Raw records
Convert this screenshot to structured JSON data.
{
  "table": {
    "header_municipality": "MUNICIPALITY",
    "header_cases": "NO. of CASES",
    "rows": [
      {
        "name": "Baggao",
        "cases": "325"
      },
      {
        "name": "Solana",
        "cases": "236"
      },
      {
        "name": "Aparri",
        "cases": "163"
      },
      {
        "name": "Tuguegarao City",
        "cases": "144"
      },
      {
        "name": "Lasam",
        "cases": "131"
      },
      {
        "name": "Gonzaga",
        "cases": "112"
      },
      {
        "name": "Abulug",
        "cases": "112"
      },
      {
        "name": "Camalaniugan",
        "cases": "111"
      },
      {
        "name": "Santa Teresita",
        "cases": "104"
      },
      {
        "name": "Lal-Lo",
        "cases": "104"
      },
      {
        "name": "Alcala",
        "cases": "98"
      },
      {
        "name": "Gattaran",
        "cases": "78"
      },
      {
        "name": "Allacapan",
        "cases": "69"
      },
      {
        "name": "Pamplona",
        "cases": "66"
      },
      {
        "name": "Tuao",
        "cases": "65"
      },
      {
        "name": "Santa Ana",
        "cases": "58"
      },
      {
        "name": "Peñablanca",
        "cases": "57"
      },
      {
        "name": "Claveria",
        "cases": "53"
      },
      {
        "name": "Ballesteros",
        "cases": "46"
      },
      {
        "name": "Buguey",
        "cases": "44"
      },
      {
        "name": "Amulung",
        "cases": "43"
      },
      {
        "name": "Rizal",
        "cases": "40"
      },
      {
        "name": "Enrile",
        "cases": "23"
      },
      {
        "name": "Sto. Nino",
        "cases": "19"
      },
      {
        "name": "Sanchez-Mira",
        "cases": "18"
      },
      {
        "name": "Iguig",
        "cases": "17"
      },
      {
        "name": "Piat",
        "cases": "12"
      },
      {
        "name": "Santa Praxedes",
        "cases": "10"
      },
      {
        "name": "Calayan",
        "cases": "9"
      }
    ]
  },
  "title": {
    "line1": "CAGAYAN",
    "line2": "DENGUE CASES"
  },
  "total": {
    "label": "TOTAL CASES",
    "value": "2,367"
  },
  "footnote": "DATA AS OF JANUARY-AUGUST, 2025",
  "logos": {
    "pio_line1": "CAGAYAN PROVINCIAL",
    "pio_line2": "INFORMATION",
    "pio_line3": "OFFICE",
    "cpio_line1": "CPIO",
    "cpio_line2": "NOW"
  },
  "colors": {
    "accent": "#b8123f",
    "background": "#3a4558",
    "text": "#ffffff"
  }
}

### Aim
Some lines of the records may hold the word "Santa". How many do? Answer with a number and nothing else.

### Solution to this task
3